How are records sorted without an order by clause?

Question

Post reply

How are records sorted without an order by clause?

cbrinson

SSC Eights!

Points: 802
More actions
September 5, 2008 at 8:31 am

#192476

We have a client that claims their hosted app will not work correctly because the data is not returned in the correct order when they query it. Their DBA is not the sharpest knife in the drawer and refuses to consider the use of an ORDER BY clause to sort records. They simply want the records sorted correctly by default. I run the following query and view the execution plan:

SELECT * FROM ITEMCHG

WHERE RES = 001673

The index used is called: IX_ITEMCHG_RES and here is the create statement

CREATE INDEX [IX_ITEMCHG_RES] ON [dbo].[ITEMCHG]([RES]) WITH FILLFACTOR = 90 ON [PRIMARY]

GO

There is also a clustered index on the table for their primary key column.

Now here is the kicker. On their production server when I run the above query the results are returned with no apparent order. The client claims their app is breaking because the results are not ordered by the primary key ASC. Again, using an order by clause is not an option for some reason.

However, when they restore the backup of this database to another server the results ARE ordered by primary key ASC. I don't understand why there is a difference and am curious as to why. The "DBA" claims the issue is related to collation or a bad SQL Server 2000 install or something. I say just use an ORDER BY clause and be done with it but am curious as to what could cause the difference in ordering. Any ideas?

Thanks,

Chris

Viewing 15 posts - 1 through 15 (of 21 total)

You must be logged in to reply to this topic. Login to reply

Chad Crawford SSChampion Points: 11610 More actions · Answer 1

The order of a result set can only be guaranteed by using an ORDER BY. Although You might be able to get it to "work" again by rebuilding the indexes, indexes do not guarantee the results (see Jeff Moden's article for an example: http://qa.sqlservercentral.com/articles/Advanced+Querying/61716/), and using index hints doesn't allow the optimizer to determine the best way to run the query (your index might not always be the best one to use).

If the results have to be in order, you need to either use an order by or sort the results on the client in whatever form of resultset receives the data. I don't know of anything else that will *guarantee* that the results are returned in order.

TimothyAWiseman SSCrazy Eights Points: 8819 More actions · Answer 2

I have to agree with Chad in saying that the only way to gauruntee that the results are returned in a specified order is to use an order by clause, and it seems that this is the correct way to do it.

* * * * *

* Directives
1. Answer these from the forum thread:
(a) What is the name of the index the query uses?
(b) What fill factor does its create statement specify?
(c) Besides using an ORDER BY, what other way does Chad Crawford give to get the results in order?
2. Print the forum thread between "CREATE INDEX [IX_ITEMCHG_RES]" and "for some reason.", inclusive.
Use only the forum thread to respond.

* * * * *

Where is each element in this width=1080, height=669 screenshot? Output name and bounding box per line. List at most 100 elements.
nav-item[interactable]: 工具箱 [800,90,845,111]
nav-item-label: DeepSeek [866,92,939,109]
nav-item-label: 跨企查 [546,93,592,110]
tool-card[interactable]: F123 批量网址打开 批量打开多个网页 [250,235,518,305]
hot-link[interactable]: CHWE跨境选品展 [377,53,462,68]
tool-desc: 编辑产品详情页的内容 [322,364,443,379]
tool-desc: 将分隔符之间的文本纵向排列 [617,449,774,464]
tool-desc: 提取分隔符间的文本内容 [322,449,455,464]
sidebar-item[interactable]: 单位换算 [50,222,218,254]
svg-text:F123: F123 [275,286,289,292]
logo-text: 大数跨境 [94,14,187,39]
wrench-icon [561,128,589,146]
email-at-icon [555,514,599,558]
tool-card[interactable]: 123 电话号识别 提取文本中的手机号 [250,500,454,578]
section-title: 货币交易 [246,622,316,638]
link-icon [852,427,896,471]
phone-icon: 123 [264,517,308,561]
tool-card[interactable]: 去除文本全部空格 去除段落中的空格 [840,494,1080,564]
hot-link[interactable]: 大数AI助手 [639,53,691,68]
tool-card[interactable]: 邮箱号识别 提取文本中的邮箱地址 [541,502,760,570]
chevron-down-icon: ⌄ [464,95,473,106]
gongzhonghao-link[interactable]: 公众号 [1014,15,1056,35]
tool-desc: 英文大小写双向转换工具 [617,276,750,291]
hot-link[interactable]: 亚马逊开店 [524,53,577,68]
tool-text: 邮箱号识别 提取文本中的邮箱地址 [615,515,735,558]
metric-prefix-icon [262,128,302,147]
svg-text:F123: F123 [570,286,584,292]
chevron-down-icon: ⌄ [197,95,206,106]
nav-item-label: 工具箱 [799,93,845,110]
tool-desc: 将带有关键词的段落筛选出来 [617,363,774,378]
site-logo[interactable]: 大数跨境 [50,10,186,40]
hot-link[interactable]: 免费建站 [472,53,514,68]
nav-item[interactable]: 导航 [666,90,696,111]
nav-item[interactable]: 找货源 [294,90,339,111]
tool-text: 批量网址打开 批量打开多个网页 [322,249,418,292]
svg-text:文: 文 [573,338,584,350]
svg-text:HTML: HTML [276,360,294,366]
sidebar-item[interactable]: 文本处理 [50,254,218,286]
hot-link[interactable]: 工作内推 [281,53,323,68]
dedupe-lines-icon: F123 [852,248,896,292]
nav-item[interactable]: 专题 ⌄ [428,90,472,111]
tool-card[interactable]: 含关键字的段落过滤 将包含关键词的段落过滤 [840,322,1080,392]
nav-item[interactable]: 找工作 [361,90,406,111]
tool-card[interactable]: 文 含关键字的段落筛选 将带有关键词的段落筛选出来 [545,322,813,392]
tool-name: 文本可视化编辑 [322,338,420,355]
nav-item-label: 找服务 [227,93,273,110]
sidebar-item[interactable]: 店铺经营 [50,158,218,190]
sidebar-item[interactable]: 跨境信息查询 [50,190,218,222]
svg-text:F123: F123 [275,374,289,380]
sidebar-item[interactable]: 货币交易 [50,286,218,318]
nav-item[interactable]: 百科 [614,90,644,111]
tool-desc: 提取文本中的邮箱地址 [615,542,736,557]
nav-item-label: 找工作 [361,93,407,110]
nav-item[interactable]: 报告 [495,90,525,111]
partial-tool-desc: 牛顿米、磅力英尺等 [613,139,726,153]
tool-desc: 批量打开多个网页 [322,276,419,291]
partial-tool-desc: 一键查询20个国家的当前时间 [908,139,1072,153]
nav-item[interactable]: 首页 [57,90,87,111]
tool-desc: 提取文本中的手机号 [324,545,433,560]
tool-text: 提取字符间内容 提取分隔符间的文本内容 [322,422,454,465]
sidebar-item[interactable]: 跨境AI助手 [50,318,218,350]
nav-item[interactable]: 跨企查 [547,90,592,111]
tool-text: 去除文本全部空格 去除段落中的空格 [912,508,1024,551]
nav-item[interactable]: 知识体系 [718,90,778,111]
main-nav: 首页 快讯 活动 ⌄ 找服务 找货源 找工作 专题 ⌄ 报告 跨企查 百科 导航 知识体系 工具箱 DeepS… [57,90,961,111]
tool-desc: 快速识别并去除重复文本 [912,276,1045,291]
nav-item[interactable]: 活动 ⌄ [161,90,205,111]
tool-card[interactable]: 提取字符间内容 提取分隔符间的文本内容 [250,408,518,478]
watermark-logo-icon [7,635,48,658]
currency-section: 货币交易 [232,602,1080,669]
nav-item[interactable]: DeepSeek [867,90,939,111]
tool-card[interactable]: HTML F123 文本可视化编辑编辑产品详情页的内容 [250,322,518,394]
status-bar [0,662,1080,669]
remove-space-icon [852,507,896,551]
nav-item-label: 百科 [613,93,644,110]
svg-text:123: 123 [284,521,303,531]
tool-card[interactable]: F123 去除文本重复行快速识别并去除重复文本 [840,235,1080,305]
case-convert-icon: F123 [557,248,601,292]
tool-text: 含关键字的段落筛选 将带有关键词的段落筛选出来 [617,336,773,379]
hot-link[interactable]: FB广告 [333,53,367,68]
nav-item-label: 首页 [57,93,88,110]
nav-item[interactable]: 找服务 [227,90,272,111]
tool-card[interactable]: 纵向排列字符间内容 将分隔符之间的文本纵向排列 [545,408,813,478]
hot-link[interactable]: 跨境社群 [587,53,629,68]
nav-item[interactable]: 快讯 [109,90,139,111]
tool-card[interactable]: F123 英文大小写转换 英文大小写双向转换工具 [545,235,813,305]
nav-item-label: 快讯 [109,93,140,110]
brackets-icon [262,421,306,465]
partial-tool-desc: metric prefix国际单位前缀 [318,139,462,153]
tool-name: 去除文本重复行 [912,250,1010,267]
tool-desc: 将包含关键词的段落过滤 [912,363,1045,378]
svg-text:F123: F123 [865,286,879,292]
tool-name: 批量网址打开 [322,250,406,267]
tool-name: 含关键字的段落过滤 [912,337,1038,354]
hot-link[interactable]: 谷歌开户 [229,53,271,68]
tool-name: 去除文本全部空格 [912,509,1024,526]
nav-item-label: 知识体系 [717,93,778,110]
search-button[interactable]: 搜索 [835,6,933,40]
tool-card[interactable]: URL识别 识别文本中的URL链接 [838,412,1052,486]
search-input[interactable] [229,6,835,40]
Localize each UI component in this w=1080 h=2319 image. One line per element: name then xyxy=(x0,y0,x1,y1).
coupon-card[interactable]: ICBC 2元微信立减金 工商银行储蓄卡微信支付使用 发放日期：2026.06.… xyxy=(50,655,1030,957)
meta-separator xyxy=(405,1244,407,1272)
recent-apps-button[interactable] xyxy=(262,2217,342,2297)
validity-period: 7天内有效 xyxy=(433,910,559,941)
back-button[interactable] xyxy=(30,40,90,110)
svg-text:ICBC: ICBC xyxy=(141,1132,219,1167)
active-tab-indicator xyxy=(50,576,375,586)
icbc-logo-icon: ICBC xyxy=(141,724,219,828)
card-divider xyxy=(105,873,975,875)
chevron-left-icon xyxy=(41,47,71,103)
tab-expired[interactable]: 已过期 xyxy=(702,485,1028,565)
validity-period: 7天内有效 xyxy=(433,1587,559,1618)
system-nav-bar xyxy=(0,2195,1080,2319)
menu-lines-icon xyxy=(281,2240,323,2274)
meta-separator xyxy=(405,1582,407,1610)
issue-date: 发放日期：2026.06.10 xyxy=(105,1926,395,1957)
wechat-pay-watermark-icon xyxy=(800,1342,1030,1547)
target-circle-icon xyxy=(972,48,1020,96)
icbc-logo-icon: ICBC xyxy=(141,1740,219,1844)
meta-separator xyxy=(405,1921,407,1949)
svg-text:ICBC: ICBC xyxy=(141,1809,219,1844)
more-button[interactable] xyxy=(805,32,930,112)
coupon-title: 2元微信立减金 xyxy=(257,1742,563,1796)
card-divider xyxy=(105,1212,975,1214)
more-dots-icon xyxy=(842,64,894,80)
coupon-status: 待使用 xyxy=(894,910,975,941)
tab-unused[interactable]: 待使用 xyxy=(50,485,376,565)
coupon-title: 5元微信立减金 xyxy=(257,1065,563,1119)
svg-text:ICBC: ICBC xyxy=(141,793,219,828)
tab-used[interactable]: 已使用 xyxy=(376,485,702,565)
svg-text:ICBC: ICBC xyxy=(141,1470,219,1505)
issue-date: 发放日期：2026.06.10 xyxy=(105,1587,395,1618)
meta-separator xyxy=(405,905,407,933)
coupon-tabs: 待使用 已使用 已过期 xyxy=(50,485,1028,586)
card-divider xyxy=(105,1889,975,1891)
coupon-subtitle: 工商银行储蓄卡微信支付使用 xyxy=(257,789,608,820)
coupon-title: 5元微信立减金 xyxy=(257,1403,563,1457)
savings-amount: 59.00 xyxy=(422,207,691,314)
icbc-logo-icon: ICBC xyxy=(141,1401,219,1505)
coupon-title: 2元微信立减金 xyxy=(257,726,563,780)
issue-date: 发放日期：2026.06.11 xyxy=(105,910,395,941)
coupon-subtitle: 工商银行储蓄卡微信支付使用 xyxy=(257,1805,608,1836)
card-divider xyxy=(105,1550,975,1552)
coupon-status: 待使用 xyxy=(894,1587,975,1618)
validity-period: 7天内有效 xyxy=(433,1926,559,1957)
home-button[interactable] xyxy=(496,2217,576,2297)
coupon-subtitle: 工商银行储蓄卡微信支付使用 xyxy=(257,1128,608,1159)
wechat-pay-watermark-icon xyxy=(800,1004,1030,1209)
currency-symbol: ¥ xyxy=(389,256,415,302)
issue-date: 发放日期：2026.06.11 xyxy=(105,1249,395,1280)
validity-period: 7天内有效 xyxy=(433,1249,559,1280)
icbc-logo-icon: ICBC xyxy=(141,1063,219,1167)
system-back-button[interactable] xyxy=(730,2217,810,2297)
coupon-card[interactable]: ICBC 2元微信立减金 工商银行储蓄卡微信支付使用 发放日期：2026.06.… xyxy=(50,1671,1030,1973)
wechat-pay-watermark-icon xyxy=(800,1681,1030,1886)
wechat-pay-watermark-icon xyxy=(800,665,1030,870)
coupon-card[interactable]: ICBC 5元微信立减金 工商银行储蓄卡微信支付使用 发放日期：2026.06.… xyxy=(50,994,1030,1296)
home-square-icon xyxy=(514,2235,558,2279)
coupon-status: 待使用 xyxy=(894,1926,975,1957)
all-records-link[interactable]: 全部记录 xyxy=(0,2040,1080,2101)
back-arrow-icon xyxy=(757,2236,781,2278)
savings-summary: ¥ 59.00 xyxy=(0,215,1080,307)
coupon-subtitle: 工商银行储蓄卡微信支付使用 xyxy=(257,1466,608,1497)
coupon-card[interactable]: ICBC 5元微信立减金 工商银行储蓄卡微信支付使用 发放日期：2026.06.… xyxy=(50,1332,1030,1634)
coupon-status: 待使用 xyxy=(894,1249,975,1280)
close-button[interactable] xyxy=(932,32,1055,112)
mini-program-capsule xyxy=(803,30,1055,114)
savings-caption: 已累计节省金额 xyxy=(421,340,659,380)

* * * * *

* Set of answers
1.
(a) IX_ITEMCHG_RES
(b) 90
(c) Sort the results on the client in whatever form of resultset receives the data.

2.
CREATE INDEX [IX_ITEMCHG_RES] ON [dbo].[ITEMCHG]([RES]) WITH FILLFACTOR = 90 ON [PRIMARY]

GO

There is also a clustered index on the table for their primary key column.

Now here is the kicker. On their production server when I run the above query the results are returned with no apparent order. The client claims their app is breaking because the results are not ordered by the primary key ASC. Again, using an order by clause is not an option for some reason.